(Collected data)
▽

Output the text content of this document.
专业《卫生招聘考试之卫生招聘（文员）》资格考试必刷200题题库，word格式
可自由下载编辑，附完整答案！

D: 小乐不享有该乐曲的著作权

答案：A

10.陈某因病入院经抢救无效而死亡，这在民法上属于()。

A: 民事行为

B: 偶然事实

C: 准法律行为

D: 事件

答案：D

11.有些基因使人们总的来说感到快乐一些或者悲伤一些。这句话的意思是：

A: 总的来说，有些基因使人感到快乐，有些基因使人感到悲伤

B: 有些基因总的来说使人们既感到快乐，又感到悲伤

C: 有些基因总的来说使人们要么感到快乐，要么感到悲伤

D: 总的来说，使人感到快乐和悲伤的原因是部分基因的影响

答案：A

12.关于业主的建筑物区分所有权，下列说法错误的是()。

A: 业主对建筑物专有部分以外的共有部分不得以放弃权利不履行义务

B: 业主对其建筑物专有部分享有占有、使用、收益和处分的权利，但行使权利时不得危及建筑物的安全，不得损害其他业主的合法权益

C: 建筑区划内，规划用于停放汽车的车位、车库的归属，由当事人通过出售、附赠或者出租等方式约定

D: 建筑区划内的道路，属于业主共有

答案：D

△

- [SHORT TASK] Restate the whole listing exactly, leaving out nothing.

- [RESPONSE TO THE TASK]
Output the text content of this document.
专业《卫生招聘考试之卫生招聘（文员）》资格考试必刷200题题库，word格式
可自由下载编辑，附完整答案！

D: 小乐不享有该乐曲的著作权

答案：A

10.陈某因病入院经抢救无效而死亡，这在民法上属于()。

A: 民事行为

B: 偶然事实

C: 准法律行为

D: 事件

答案：D

11.有些基因使人们总的来说感到快乐一些或者悲伤一些。这句话的意思是：

A: 总的来说，有些基因使人感到快乐，有些基因使人感到悲伤

B: 有些基因总的来说使人们既感到快乐，又感到悲伤

C: 有些基因总的来说使人们要么感到快乐，要么感到悲伤

D: 总的来说，使人感到快乐和悲伤的原因是部分基因的影响

答案：A

12.关于业主的建筑物区分所有权，下列说法错误的是()。

A: 业主对建筑物专有部分以外的共有部分不得以放弃权利不履行义务

B: 业主对其建筑物专有部分享有占有、使用、收益和处分的权利，但行使权利时不得危及建筑物的安全，不得损害其他业主的合法权益

C: 建筑区划内，规划用于停放汽车的车位、车库的归属，由当事人通过出售、附赠或者出租等方式约定

D: 建筑区划内的道路，属于业主共有

答案：D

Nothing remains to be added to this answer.